• **Data excerpts**

◆ ◆ ◆ ◆ ◆

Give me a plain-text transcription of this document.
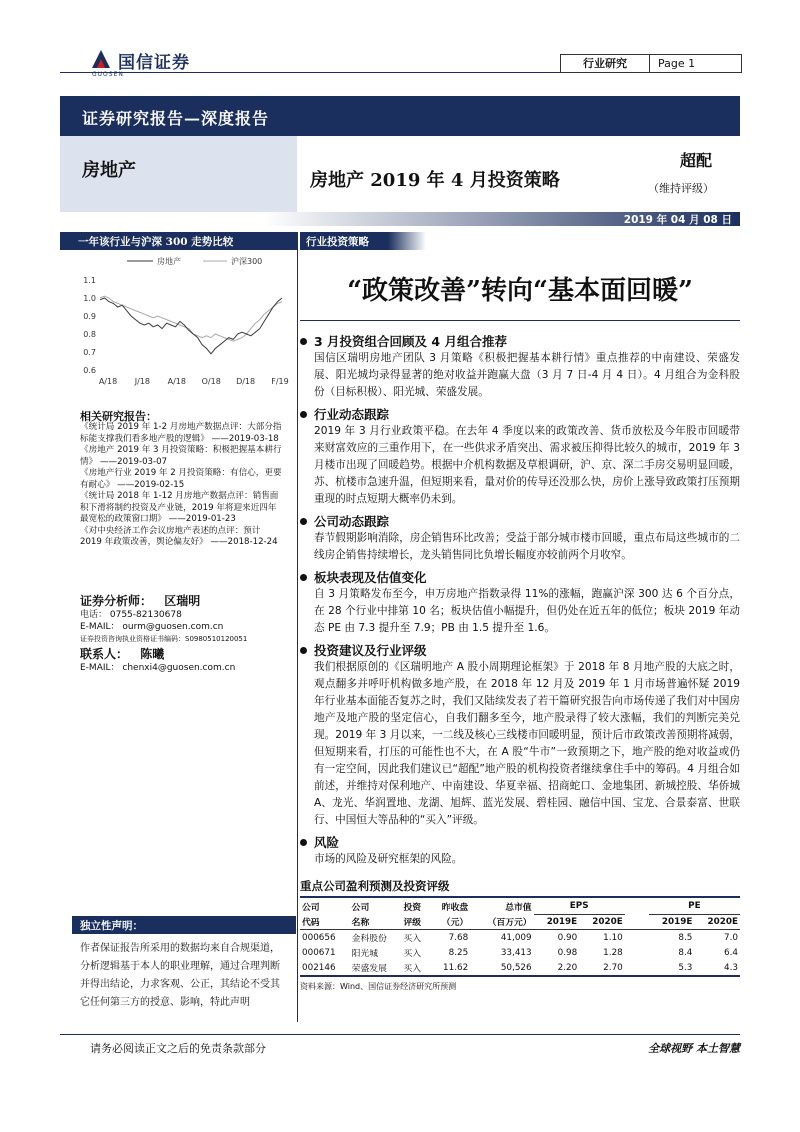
国信证券
GUOSEN
行业研究	Page 1
证券研究报告—深度报告
房地产	房地产 2019 年 4 月投资策略
超配
（维持评级）
2019 年 04 月 08 日
一年该行业与沪深 300 走势比较
房地产	沪深300
1.1
1.0
0.9
0.8
0.7
0.6
A/18 J/18 A/18 O/18 D/18 F/19
相关研究报告：
《统计局 2019 年 1-2 月房地产数据点评：大部分指标能支撑我们看多地产股的逻辑》 ——2019-03-18
《房地产 2019 年 3 月投资策略：积极把握基本耕行情》 ——2019-03-07
《房地产行业 2019 年 2 月投资策略：有信心，更要有耐心》 ——2019-02-15
《统计局 2018 年 1-12 月房地产数据点评：销售面积下滑将制约投资及产业链，2019 年将迎来近四年最宽松的政策窗口期》 ——2019-01-23
《对中央经济工作会议房地产表述的点评：预计 2019 年政策改善，舆论偏友好》 ——2018-12-24
证券分析师： 区瑞明
电话： 0755-82130678
E-MAIL： ourm@guosen.com.cn
证券投资咨询执业资格证书编码：S0980510120051
联系人： 陈曦
E-MAIL： chenxi4@guosen.com.cn
独立性声明：
作者保证报告所采用的数据均来自合规渠道，分析逻辑基于本人的职业理解，通过合理判断并得出结论，力求客观、公正，其结论不受其它任何第三方的授意、影响，特此声明
行业投资策略
“政策改善”转向“基本面回暖”
3 月投资组合回顾及 4 月组合推荐
国信区瑞明房地产团队 3 月策略《积极把握基本耕行情》重点推荐的中南建设、荣盛发展、阳光城均录得显著的绝对收益并跑赢大盘（3 月 7 日-4 月 4 日）。4 月组合为金科股份（目标积极）、阳光城、荣盛发展。
行业动态跟踪
2019 年 3 月行业政策平稳。在去年 4 季度以来的政策改善、货币放松及今年股市回暖带来财富效应的三重作用下，在一些供求矛盾突出、需求被压抑得比较久的城市，2019 年 3 月楼市出现了回暖趋势。根据中介机构数据及草根调研，沪、京、深二手房交易明显回暖，苏、杭楼市急速升温，但短期来看，量对价的传导还没那么快，房价上涨导致政策打压预期重现的时点短期大概率仍未到。
公司动态跟踪
春节假期影响消除，房企销售环比改善；受益于部分城市楼市回暖，重点布局这些城市的二线房企销售持续增长，龙头销售同比负增长幅度亦较前两个月收窄。
板块表现及估值变化
自 3 月策略发布至今，申万房地产指数录得 11%的涨幅，跑赢沪深 300 达 6 个百分点，在 28 个行业中排第 10 名；板块估值小幅提升，但仍处在近五年的低位；板块 2019 年动态 PE 由 7.3 提升至 7.9；PB 由 1.5 提升至 1.6。
投资建议及行业评级
我们根据原创的《区瑞明地产 A 股小周期理论框架》于 2018 年 8 月地产股的大底之时，观点翻多并呼吁机构做多地产股，在 2018 年 12 月及 2019 年 1 月市场普遍怀疑 2019 年行业基本面能否复苏之时，我们又陆续发表了若干篇研究报告向市场传递了我们对中国房地产及地产股的坚定信心，自我们翻多至今，地产股录得了较大涨幅，我们的判断完美兑现。2019 年 3 月以来，一二线及核心三线楼市回暖明显，预计后市政策改善预期将减弱，但短期来看，打压的可能性也不大，在 A 股“牛市”一致预期之下，地产股的绝对收益或仍有一定空间，因此我们建议已“超配”地产股的机构投资者继续拿住手中的筹码。4 月组合如前述，并维持对保利地产、中南建设、华夏幸福、招商蛇口、金地集团、新城控股、华侨城 A、龙光、华润置地、龙湖、旭辉、蓝光发展、碧桂园、融信中国、宝龙、合景泰富、世联行、中国恒大等品种的“买入”评级。
风险
市场的风险及研究框架的风险。
重点公司盈利预测及投资评级
公司	公司	投资	昨收盘	总市值	EPS			PE	
代码	名称	评级	（元）	（百万元）	2019E	2020E		2019E	2020E
000656	金科股份	买入	7.68	41,009	0.90	1.10		8.5	7.0
000671	阳光城	买入	8.25	33,413	0.98	1.28		8.4	6.4
002146	荣盛发展	买入	11.62	50,526	2.20	2.70		5.3	4.3
资料来源：Wind、国信证券经济研究所预测
请务必阅读正文之后的免责条款部分	全球视野 本土智慧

◆ ◆ ◆ ◆ ◆

• **Exercise details**
Reproduce the whole listing word for word, setting aside any pictures.

• **Solution to this exercise**
Give me a plain-text transcription of this document.
国信证券
GUOSEN
行业研究	Page 1
证券研究报告—深度报告
房地产	房地产 2019 年 4 月投资策略
超配
（维持评级）
2019 年 04 月 08 日
一年该行业与沪深 300 走势比较
房地产	沪深300
1.1
1.0
0.9
0.8
0.7
0.6
A/18 J/18 A/18 O/18 D/18 F/19
相关研究报告：
《统计局 2019 年 1-2 月房地产数据点评：大部分指标能支撑我们看多地产股的逻辑》 ——2019-03-18
《房地产 2019 年 3 月投资策略：积极把握基本耕行情》 ——2019-03-07
《房地产行业 2019 年 2 月投资策略：有信心，更要有耐心》 ——2019-02-15
《统计局 2018 年 1-12 月房地产数据点评：销售面积下滑将制约投资及产业链，2019 年将迎来近四年最宽松的政策窗口期》 ——2019-01-23
《对中央经济工作会议房地产表述的点评：预计 2019 年政策改善，舆论偏友好》 ——2018-12-24
证券分析师： 区瑞明
电话： 0755-82130678
E-MAIL： ourm@guosen.com.cn
证券投资咨询执业资格证书编码：S0980510120051
联系人： 陈曦
E-MAIL： chenxi4@guosen.com.cn
独立性声明：
作者保证报告所采用的数据均来自合规渠道，分析逻辑基于本人的职业理解，通过合理判断并得出结论，力求客观、公正，其结论不受其它任何第三方的授意、影响，特此声明
行业投资策略
“政策改善”转向“基本面回暖”
3 月投资组合回顾及 4 月组合推荐
国信区瑞明房地产团队 3 月策略《积极把握基本耕行情》重点推荐的中南建设、荣盛发展、阳光城均录得显著的绝对收益并跑赢大盘（3 月 7 日-4 月 4 日）。4 月组合为金科股份（目标积极）、阳光城、荣盛发展。
行业动态跟踪
2019 年 3 月行业政策平稳。在去年 4 季度以来的政策改善、货币放松及今年股市回暖带来财富效应的三重作用下，在一些供求矛盾突出、需求被压抑得比较久的城市，2019 年 3 月楼市出现了回暖趋势。根据中介机构数据及草根调研，沪、京、深二手房交易明显回暖，苏、杭楼市急速升温，但短期来看，量对价的传导还没那么快，房价上涨导致政策打压预期重现的时点短期大概率仍未到。
公司动态跟踪
春节假期影响消除，房企销售环比改善；受益于部分城市楼市回暖，重点布局这些城市的二线房企销售持续增长，龙头销售同比负增长幅度亦较前两个月收窄。
板块表现及估值变化
自 3 月策略发布至今，申万房地产指数录得 11%的涨幅，跑赢沪深 300 达 6 个百分点，在 28 个行业中排第 10 名；板块估值小幅提升，但仍处在近五年的低位；板块 2019 年动态 PE 由 7.3 提升至 7.9；PB 由 1.5 提升至 1.6。
投资建议及行业评级
我们根据原创的《区瑞明地产 A 股小周期理论框架》于 2018 年 8 月地产股的大底之时，观点翻多并呼吁机构做多地产股，在 2018 年 12 月及 2019 年 1 月市场普遍怀疑 2019 年行业基本面能否复苏之时，我们又陆续发表了若干篇研究报告向市场传递了我们对中国房地产及地产股的坚定信心，自我们翻多至今，地产股录得了较大涨幅，我们的判断完美兑现。2019 年 3 月以来，一二线及核心三线楼市回暖明显，预计后市政策改善预期将减弱，但短期来看，打压的可能性也不大，在 A 股“牛市”一致预期之下，地产股的绝对收益或仍有一定空间，因此我们建议已“超配”地产股的机构投资者继续拿住手中的筹码。4 月组合如前述，并维持对保利地产、中南建设、华夏幸福、招商蛇口、金地集团、新城控股、华侨城 A、龙光、华润置地、龙湖、旭辉、蓝光发展、碧桂园、融信中国、宝龙、合景泰富、世联行、中国恒大等品种的“买入”评级。
风险
市场的风险及研究框架的风险。
重点公司盈利预测及投资评级
公司	公司	投资	昨收盘	总市值	EPS			PE	
代码	名称	评级	（元）	（百万元）	2019E	2020E		2019E	2020E
000656	金科股份	买入	7.68	41,009	0.90	1.10		8.5	7.0
000671	阳光城	买入	8.25	33,413	0.98	1.28		8.4	6.4
002146	荣盛发展	买入	11.62	50,526	2.20	2.70		5.3	4.3
资料来源：Wind、国信证券经济研究所预测
请务必阅读正文之后的免责条款部分	全球视野 本土智慧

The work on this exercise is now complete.